▶ _Set task_
Please pull out every line that includes the string "cạnh".

§

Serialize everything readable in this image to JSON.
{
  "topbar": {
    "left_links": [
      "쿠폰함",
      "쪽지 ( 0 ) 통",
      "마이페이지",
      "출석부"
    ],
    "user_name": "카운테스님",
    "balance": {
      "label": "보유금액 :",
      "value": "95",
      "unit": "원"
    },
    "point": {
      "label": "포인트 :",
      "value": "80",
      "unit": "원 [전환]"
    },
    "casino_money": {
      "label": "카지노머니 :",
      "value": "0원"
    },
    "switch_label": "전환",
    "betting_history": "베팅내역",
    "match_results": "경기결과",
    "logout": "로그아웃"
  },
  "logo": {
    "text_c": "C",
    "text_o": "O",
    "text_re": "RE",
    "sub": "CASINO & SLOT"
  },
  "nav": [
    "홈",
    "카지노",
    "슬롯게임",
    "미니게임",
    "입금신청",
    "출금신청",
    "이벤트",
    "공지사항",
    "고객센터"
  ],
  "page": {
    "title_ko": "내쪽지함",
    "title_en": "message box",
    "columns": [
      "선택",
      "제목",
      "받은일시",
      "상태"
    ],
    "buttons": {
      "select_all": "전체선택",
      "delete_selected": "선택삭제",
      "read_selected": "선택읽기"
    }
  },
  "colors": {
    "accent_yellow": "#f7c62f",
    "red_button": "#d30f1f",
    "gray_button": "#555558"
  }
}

§

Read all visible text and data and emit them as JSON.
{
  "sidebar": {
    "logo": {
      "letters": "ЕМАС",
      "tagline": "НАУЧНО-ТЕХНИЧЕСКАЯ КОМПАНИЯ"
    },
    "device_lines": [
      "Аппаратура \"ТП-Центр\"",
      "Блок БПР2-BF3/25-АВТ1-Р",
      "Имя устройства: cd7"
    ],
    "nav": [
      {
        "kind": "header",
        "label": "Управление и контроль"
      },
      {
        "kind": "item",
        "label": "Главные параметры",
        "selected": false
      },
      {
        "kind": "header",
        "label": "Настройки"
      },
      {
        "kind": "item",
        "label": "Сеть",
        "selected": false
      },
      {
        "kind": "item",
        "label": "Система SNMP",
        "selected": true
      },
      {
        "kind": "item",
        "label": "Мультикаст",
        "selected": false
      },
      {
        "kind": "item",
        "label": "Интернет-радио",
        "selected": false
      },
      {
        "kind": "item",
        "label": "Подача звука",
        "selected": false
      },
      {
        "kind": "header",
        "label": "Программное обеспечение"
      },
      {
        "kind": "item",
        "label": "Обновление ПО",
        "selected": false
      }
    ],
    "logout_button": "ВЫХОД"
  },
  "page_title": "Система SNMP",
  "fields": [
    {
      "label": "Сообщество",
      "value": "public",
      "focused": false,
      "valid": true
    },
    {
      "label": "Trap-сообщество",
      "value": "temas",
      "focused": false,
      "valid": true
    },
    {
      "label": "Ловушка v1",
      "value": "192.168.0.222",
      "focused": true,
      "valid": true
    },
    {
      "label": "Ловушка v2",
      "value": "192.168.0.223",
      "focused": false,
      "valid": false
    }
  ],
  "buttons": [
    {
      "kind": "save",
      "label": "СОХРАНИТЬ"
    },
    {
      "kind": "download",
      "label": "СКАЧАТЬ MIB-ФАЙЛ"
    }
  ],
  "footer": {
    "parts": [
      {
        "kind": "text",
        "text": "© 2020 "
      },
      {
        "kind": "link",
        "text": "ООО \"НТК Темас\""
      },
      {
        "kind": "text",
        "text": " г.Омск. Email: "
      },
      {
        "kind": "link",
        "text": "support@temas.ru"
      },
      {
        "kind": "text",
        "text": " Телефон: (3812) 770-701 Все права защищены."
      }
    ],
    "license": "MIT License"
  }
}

§

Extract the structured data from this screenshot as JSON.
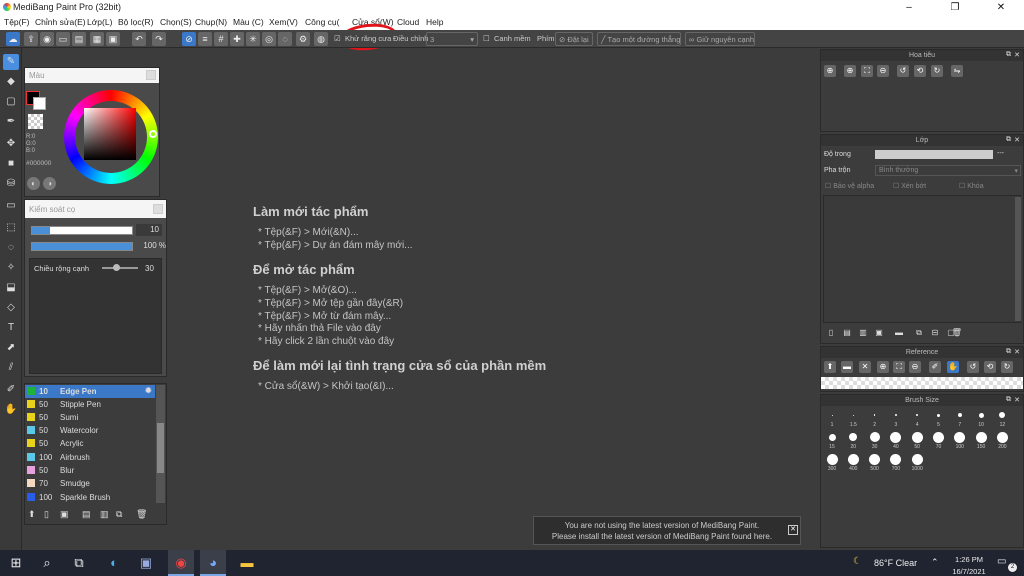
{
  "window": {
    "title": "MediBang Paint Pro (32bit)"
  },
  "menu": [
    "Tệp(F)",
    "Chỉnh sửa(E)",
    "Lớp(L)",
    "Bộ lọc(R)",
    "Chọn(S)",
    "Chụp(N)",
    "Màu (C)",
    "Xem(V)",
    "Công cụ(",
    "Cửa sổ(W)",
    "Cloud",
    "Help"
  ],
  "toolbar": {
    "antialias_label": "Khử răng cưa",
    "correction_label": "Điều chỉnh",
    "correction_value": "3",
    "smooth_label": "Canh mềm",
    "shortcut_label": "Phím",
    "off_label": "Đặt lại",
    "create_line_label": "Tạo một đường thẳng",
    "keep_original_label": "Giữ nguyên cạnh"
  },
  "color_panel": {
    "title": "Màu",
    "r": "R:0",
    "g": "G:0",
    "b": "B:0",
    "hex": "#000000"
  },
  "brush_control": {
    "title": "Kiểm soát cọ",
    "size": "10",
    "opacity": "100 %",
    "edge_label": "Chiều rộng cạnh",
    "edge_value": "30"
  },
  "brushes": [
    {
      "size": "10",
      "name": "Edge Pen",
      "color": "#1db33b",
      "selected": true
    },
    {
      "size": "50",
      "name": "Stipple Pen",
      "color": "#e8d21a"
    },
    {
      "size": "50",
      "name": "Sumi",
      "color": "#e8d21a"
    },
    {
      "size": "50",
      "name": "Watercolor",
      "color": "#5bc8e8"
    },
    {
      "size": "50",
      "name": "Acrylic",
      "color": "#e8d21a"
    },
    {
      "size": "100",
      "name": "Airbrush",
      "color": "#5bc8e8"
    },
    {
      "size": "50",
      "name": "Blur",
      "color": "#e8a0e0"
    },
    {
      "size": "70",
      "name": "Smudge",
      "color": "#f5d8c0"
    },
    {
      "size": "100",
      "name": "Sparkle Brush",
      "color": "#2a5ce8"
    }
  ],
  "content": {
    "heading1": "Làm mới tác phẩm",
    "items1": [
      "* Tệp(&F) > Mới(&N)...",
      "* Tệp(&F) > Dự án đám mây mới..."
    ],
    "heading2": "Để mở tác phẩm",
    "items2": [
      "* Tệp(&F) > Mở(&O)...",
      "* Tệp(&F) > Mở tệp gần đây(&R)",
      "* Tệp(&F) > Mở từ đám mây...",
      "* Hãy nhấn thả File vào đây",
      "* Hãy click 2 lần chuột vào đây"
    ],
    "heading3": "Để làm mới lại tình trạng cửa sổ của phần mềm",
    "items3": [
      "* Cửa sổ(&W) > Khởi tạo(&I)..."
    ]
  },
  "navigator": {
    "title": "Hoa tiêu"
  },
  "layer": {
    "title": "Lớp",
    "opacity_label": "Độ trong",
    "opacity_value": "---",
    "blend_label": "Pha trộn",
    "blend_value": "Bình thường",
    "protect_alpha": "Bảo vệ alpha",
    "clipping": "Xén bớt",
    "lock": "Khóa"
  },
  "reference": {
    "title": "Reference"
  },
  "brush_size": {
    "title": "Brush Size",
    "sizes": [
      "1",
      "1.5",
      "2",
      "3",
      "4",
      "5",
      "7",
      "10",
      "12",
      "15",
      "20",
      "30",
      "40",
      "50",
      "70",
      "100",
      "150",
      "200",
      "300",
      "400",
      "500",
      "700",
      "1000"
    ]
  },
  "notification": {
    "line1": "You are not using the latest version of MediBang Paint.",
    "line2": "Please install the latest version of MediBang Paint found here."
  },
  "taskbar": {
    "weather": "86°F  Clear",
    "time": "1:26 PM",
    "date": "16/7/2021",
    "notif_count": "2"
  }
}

§

▶ _Result_
    "keep_original_label": "Giữ nguyên cạnh"
    "edge_label": "Chiều rộng cạnh",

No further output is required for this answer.